> _RECORDS TO USE_:
::::::::::

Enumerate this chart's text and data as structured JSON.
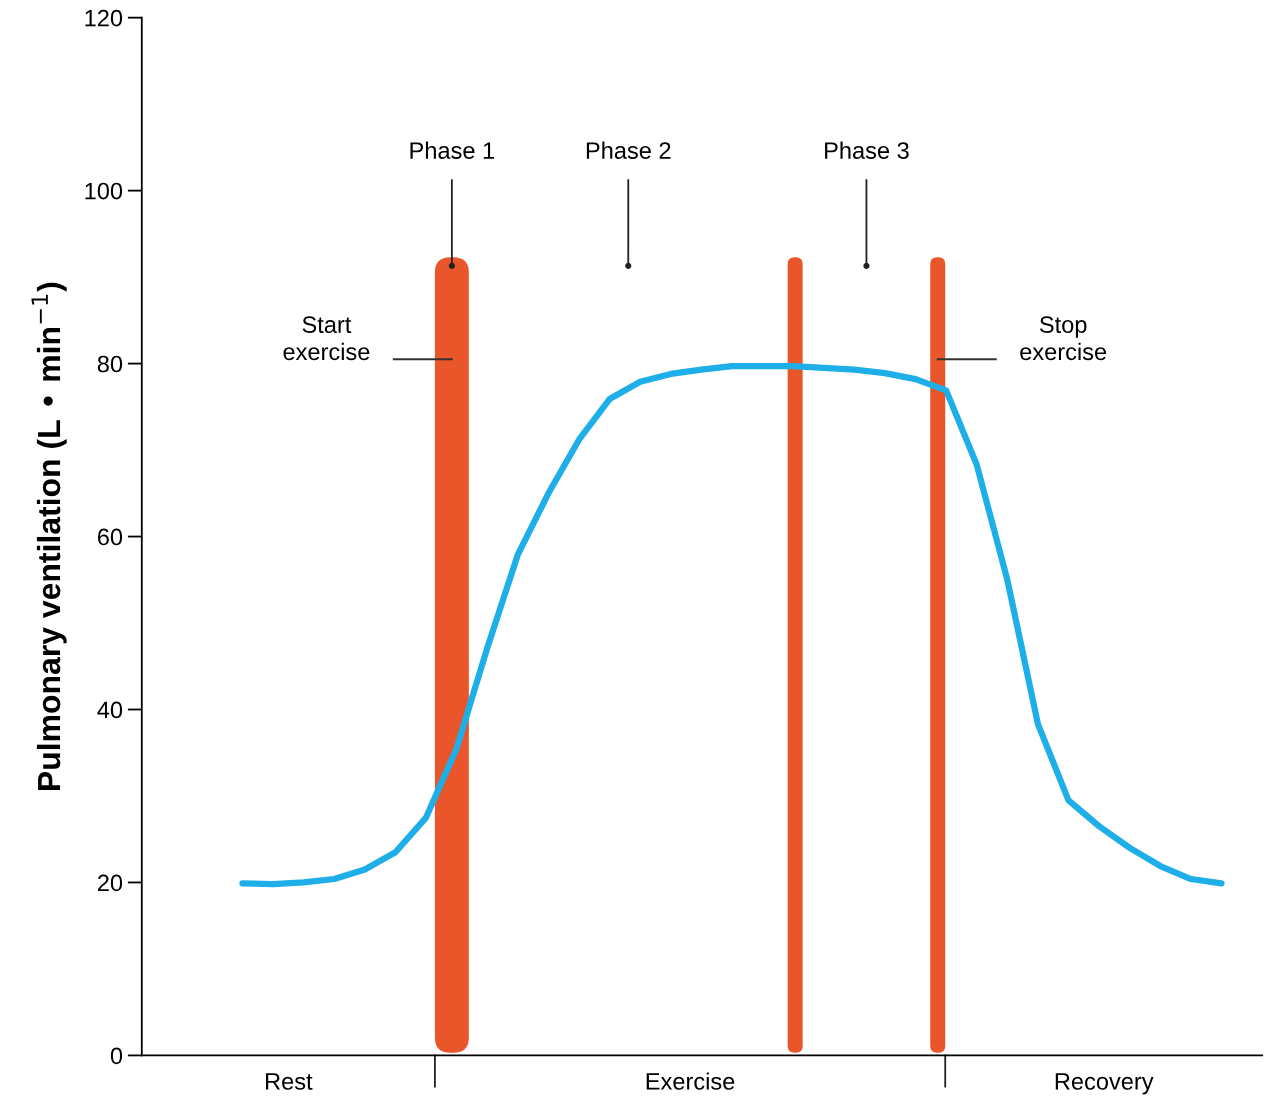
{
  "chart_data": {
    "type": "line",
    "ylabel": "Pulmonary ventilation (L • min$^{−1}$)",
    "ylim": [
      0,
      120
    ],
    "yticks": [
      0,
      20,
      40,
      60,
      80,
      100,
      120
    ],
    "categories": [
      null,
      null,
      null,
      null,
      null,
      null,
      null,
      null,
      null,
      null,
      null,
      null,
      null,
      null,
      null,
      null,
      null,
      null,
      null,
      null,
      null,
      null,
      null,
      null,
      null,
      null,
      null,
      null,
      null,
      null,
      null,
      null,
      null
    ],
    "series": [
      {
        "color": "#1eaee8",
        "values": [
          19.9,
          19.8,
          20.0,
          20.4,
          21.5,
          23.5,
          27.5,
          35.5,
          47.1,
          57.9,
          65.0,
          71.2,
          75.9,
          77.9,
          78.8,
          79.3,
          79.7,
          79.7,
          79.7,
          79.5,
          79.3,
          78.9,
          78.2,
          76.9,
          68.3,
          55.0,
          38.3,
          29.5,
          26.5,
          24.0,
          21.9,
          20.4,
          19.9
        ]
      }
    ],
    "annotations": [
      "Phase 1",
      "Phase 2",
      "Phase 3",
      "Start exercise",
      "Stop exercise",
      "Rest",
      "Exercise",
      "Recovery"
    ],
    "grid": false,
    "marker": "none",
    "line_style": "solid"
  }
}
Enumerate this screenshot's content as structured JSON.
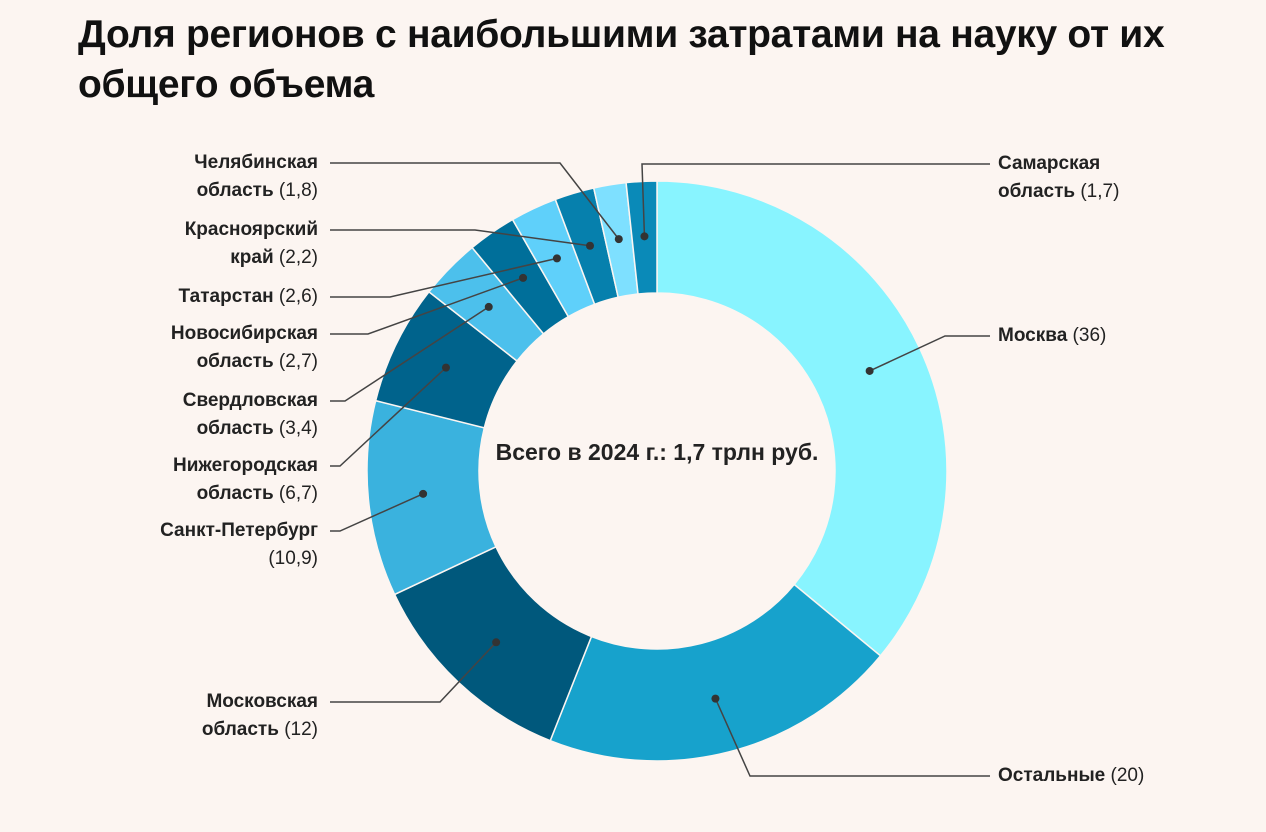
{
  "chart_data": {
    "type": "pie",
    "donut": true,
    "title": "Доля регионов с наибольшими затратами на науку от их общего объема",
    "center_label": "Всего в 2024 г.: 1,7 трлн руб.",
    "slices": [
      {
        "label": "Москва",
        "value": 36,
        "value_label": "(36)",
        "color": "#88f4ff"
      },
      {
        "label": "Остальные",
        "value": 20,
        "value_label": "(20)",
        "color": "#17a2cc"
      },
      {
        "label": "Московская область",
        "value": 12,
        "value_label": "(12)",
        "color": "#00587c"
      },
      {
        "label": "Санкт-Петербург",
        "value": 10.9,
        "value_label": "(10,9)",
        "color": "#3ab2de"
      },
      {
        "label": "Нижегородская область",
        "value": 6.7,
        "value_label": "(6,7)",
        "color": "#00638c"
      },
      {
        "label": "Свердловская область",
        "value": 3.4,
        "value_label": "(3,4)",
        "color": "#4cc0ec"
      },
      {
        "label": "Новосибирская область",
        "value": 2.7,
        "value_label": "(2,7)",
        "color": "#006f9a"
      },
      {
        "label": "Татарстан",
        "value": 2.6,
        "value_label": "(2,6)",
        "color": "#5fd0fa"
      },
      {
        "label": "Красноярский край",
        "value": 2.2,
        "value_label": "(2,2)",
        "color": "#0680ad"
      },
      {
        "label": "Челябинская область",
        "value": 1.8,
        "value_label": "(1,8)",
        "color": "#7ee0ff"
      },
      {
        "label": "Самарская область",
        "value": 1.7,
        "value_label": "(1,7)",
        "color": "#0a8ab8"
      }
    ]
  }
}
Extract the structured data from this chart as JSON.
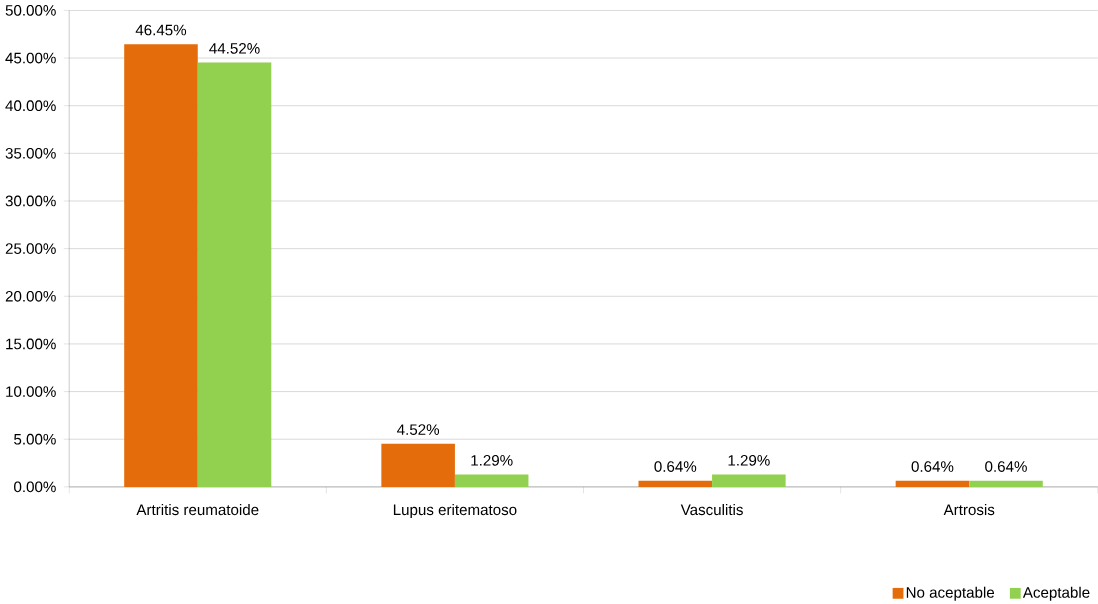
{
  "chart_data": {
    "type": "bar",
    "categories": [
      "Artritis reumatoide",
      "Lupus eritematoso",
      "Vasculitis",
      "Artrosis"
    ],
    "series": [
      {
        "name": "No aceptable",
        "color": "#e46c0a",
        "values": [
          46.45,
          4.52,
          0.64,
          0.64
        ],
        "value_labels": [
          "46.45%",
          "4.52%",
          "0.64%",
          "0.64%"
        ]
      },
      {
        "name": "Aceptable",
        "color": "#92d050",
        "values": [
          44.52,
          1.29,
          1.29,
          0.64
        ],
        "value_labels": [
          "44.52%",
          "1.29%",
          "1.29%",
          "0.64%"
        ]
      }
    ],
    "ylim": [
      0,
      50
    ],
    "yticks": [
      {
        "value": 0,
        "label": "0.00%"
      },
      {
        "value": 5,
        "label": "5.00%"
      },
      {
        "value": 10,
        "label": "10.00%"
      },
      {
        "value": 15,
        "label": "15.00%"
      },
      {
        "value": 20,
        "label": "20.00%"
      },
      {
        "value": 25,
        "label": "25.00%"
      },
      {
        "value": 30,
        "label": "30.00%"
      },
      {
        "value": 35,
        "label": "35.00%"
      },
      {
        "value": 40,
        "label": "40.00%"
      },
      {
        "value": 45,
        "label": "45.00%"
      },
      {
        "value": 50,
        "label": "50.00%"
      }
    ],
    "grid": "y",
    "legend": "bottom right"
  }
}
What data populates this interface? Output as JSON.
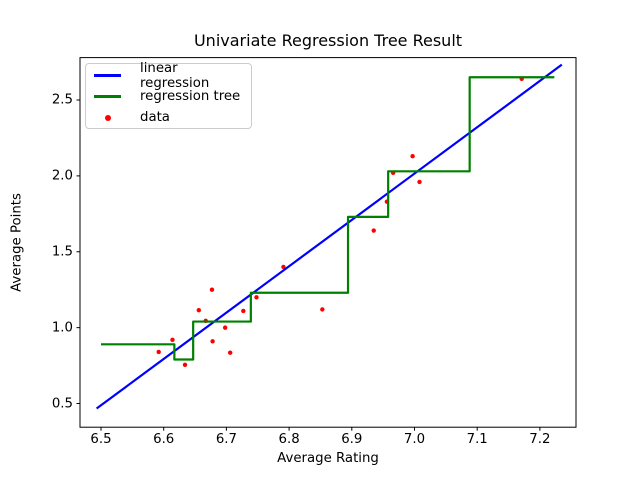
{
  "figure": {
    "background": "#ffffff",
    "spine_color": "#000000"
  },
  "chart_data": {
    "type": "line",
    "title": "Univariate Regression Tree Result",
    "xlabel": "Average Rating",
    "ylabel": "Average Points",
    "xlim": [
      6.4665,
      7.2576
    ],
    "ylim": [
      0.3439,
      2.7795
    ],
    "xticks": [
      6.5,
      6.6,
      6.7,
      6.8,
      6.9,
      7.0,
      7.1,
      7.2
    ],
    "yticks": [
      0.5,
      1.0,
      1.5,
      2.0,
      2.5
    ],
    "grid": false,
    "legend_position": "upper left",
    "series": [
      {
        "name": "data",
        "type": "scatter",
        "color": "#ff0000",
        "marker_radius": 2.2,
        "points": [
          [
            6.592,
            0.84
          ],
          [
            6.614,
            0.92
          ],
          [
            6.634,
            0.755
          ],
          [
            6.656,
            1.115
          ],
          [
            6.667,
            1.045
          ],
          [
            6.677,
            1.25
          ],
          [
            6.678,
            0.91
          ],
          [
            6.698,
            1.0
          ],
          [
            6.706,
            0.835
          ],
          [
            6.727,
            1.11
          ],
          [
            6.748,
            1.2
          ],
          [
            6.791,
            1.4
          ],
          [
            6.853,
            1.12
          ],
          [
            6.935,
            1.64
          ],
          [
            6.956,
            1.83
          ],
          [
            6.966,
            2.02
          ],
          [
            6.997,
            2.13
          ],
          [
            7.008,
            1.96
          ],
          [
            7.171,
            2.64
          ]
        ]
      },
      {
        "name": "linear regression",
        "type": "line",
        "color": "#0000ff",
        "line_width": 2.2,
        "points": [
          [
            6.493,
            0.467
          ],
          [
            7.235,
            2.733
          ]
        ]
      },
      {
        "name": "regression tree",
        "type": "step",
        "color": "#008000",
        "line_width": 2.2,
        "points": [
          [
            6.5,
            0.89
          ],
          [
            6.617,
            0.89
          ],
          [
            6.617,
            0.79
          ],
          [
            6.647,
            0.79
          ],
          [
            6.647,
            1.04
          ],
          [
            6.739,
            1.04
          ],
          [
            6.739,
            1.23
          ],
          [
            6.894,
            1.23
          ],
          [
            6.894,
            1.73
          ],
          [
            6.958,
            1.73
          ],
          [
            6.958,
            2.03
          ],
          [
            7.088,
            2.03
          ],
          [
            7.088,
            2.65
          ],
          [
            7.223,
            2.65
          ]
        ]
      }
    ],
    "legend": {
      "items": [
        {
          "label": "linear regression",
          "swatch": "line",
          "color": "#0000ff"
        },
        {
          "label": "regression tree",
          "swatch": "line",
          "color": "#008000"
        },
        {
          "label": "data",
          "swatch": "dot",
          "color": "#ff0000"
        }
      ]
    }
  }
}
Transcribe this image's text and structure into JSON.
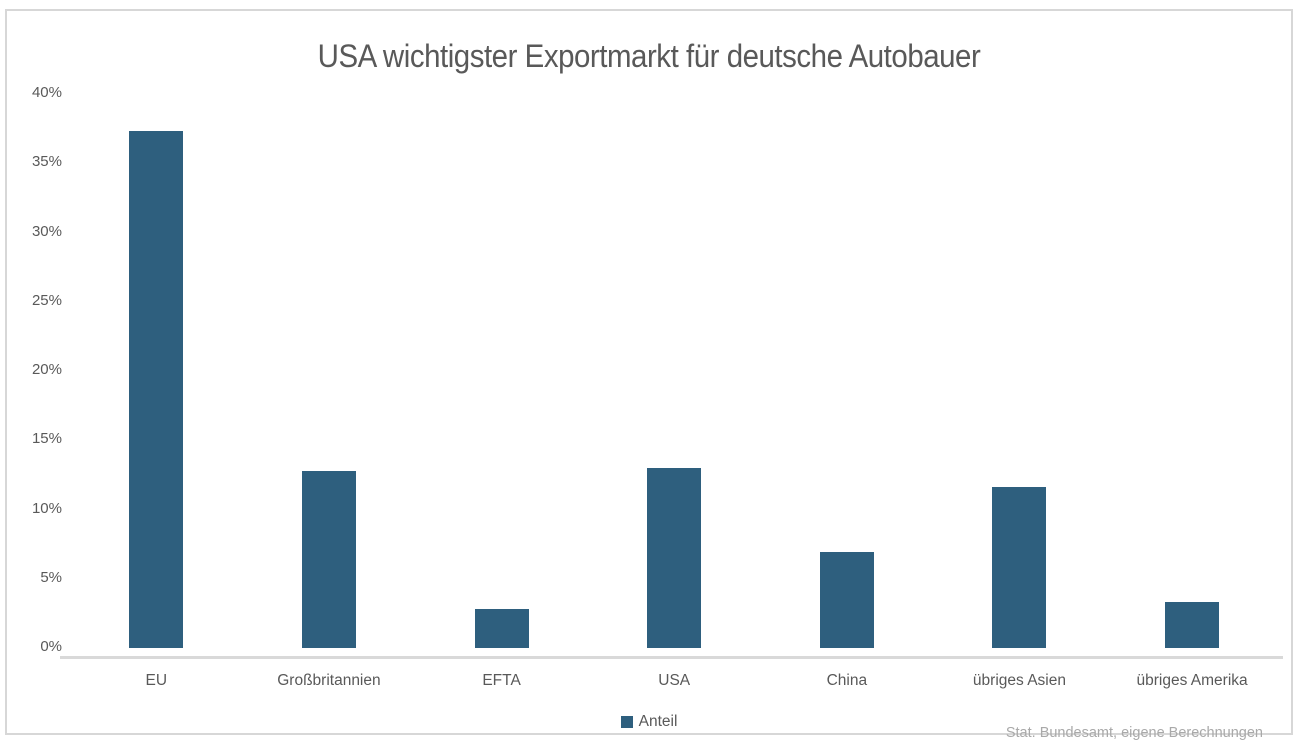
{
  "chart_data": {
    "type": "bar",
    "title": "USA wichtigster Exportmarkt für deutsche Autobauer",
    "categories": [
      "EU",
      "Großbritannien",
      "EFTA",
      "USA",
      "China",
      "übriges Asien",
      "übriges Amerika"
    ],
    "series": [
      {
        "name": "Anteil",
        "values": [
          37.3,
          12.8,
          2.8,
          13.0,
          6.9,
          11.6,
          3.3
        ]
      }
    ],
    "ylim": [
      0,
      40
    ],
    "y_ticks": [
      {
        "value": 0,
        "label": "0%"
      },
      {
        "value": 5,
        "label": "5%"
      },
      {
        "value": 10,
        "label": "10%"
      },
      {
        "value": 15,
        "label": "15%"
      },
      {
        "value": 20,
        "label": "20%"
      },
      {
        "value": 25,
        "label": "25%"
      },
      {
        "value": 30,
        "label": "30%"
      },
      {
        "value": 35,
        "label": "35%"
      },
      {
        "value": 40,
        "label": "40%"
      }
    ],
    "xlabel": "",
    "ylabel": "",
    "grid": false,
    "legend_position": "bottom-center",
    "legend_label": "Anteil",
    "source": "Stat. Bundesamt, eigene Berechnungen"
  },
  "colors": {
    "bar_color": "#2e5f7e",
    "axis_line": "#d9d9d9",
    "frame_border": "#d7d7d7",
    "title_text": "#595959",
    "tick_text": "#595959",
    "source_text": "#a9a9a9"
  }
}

::::::::::

> _WRITTEN INSTRUCTION_: Extract, character for character, every line from the one that holds "Transcribe this image's" through the end of the entries above. Include both boundary lines and no pictures.

> _SOLUTION FOR THIS PROBLEM_:
Transcribe this image's text and structure into JSON.
{
  "chart_data": {
    "type": "bar",
    "title": "USA wichtigster Exportmarkt für deutsche Autobauer",
    "categories": [
      "EU",
      "Großbritannien",
      "EFTA",
      "USA",
      "China",
      "übriges Asien",
      "übriges Amerika"
    ],
    "series": [
      {
        "name": "Anteil",
        "values": [
          37.3,
          12.8,
          2.8,
          13.0,
          6.9,
          11.6,
          3.3
        ]
      }
    ],
    "ylim": [
      0,
      40
    ],
    "y_ticks": [
      {
        "value": 0,
        "label": "0%"
      },
      {
        "value": 5,
        "label": "5%"
      },
      {
        "value": 10,
        "label": "10%"
      },
      {
        "value": 15,
        "label": "15%"
      },
      {
        "value": 20,
        "label": "20%"
      },
      {
        "value": 25,
        "label": "25%"
      },
      {
        "value": 30,
        "label": "30%"
      },
      {
        "value": 35,
        "label": "35%"
      },
      {
        "value": 40,
        "label": "40%"
      }
    ],
    "xlabel": "",
    "ylabel": "",
    "grid": false,
    "legend_position": "bottom-center",
    "legend_label": "Anteil",
    "source": "Stat. Bundesamt, eigene Berechnungen"
  },
  "colors": {
    "bar_color": "#2e5f7e",
    "axis_line": "#d9d9d9",
    "frame_border": "#d7d7d7",
    "title_text": "#595959",
    "tick_text": "#595959",
    "source_text": "#a9a9a9"
  }
}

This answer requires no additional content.